DOCUMENT SECTION:
********************

Now I have several issues of Cryonet to deal with, and as you've noticed
I've been relatively silent.

I will discuss Mike Perry's views because in their way they bear most on 
consciousness etc. Here is the problem: no, even mathematics is not clearly
universal. Certainly it is set up so that all the theorems we prove in it
are true, but (as I said in a previous posting) in return for this we give
up the notion that it will be always APPLICABLE. That is, no one can claim
Euclidean geometry is not true, given its postulates. But by now we have
quite definitely noticed places where it ceases to be applicable at all.

But that's not the worst of it. We don't make our math in a vacuum. There's
always the attempt to make it applicable to something, even if that is 
other mathematics. A bit of history: we now think of the numbers (including
the real numbers --- called floating point numbers in computerspeak --- 
as all on one single line stretching from -infinity to +infinity). The
Greeks, who (as we would put it now) discovered the possibility of irrational
numbers, thought about these things quite differently. First, there was
the class of integers. Then, as a completely separate kind of thing, there
were the numbers we would get if we (say) measured lengths in Euclidean
geometry. These were thought of as different kinds of animal.

********************

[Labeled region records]
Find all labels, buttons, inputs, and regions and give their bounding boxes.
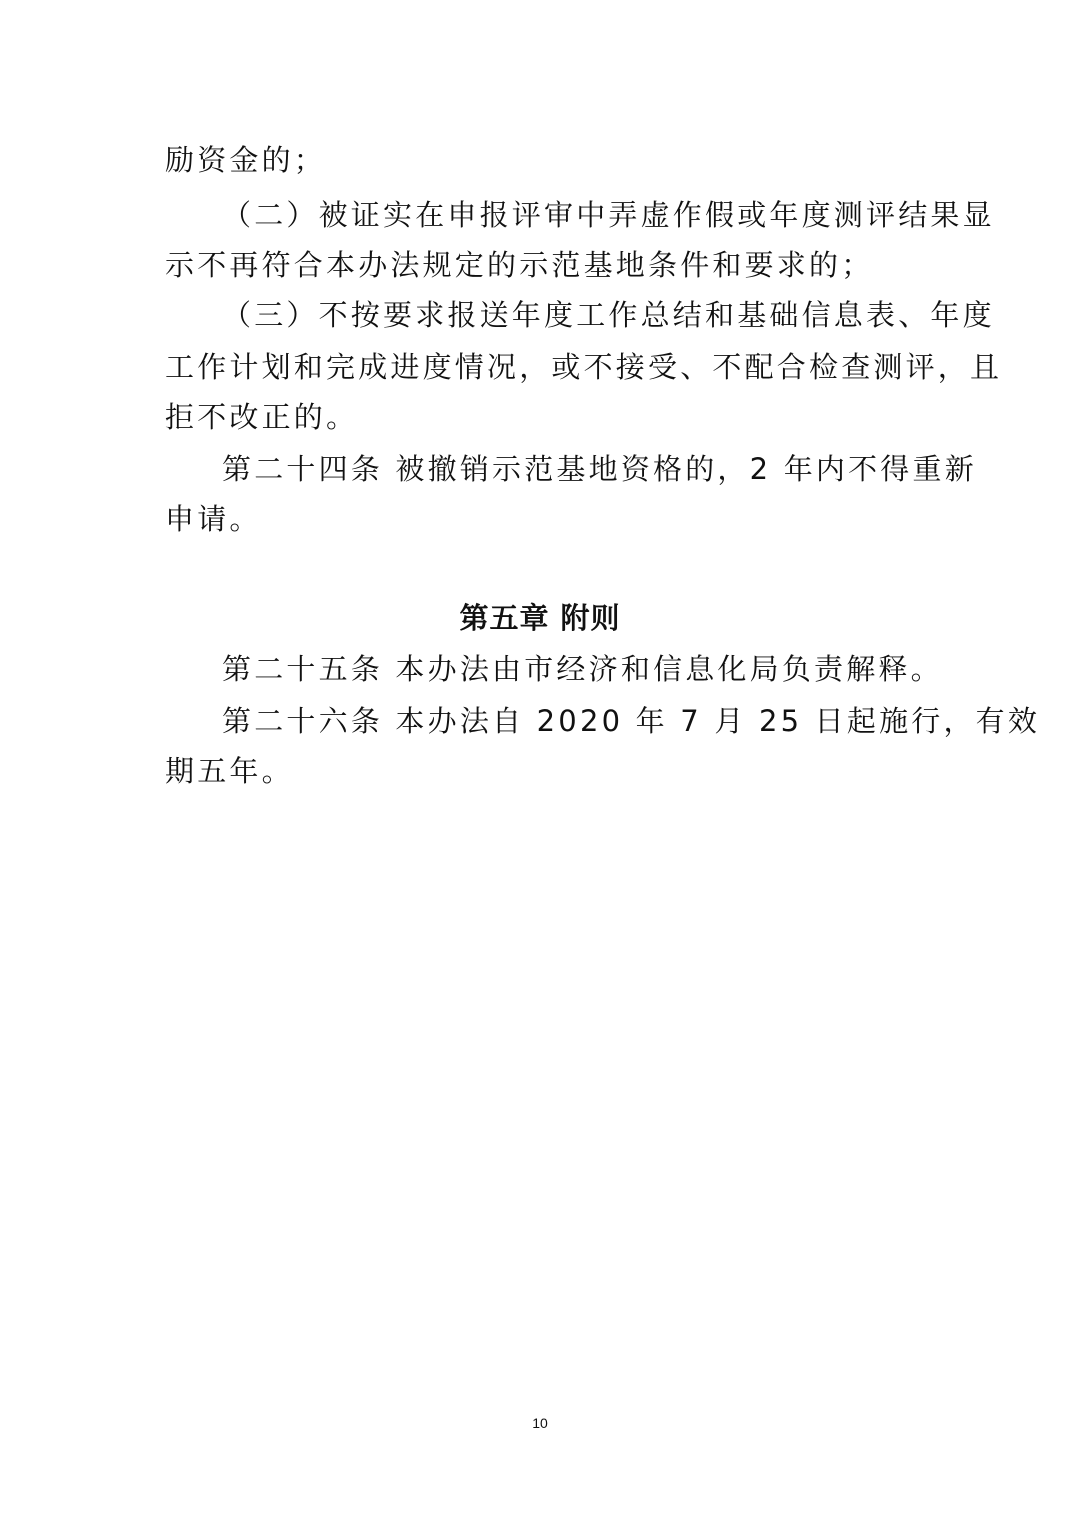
paragraph-line: 期五年。 [165,754,294,788]
page-number: 10 [532,1415,548,1431]
paragraph-line: （三）不按要求报送年度工作总结和基础信息表、年度 [222,298,995,332]
paragraph-line: 励资金的； [165,143,327,177]
paragraph-line: 第二十六条 本办法自 2020 年 7 月 25 日起施行，有效 [222,704,1041,738]
paragraph-line: 拒不改正的。 [165,400,359,434]
paragraph-line: 申请。 [165,502,262,536]
chapter-heading: 第五章 附则 [459,601,621,635]
paragraph-line: 第二十四条 被撤销示范基地资格的，2 年内不得重新 [222,452,977,486]
paragraph-line: （二）被证实在申报评审中弄虚作假或年度测评结果显 [222,198,995,232]
paragraph-line: 示不再符合本办法规定的示范基地条件和要求的； [165,248,874,282]
paragraph-line: 工作计划和完成进度情况，或不接受、不配合检查测评，且 [165,350,1003,384]
paragraph-line: 第二十五条 本办法由市经济和信息化局负责解释。 [222,652,943,686]
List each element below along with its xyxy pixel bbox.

********************

PROBLEMS TO WORK ON:
[a] Please return the passage of the text on mathematics starting with "Now I have several" and going on through "applicable at all.", copied word for word.
[b] Supply the next part of the text on mathematics, picking up after its final sentence.
The records have no connection to the text on mathematics.

THE RESULTS:
[a]
Now I have several issues of Cryonet to deal with, and as you've noticed
I've been relatively silent.

I will discuss Mike Perry's views because in their way they bear most on 
consciousness etc. Here is the problem: no, even mathematics is not clearly
universal. Certainly it is set up so that all the theorems we prove in it
are true, but (as I said in a previous posting) in return for this we give
up the notion that it will be always APPLICABLE. That is, no one can claim
Euclidean geometry is not true, given its postulates. But by now we have
quite definitely noticed places where it ceases to be applicable at all.

[b]
And now look at the issue from the standpoint of some other intelligent
race, from far far away in both time and space. Just what makes you think
that they will even have any concept of prime number? For that, for instance,
you need first the notion of integer, and also the idea that this class
of integers can sometimes divide one another and two integers can always
be multiplied together. It's not obvious that a country or people would
necessarily need that notion at all. Perhaps they would, but perhaps isn't
good enough. After all, if they wanted to measure objects, they would
not generally get results which really had integer values.  

Even our mathematics is a symbolic system which we construct. It has no
separate existence outside of us. If we find some species with whom we
can communicate using OUR mathematics it will be most likely a species 
very very close to us in history, body, physiology, etc. Even when you 
hear a mathematician saying that some piece of math is beautiful, he
betrays his humanity when he says this --- and also the human origins of
mathematics.

Admittedly, my argument has an experimental tinge to it. We could test
it (conceptually) by finding out just how several entirely separate
societies, each "technological" ie. putting a value on what we call
rationality and experiment, would develop over several thousand years.
Perhaps we will do that. If they all independently develop the same
fundamental notions of mathematics, I will stand corrected. I am saying
that we now have no reason to believe that will happen.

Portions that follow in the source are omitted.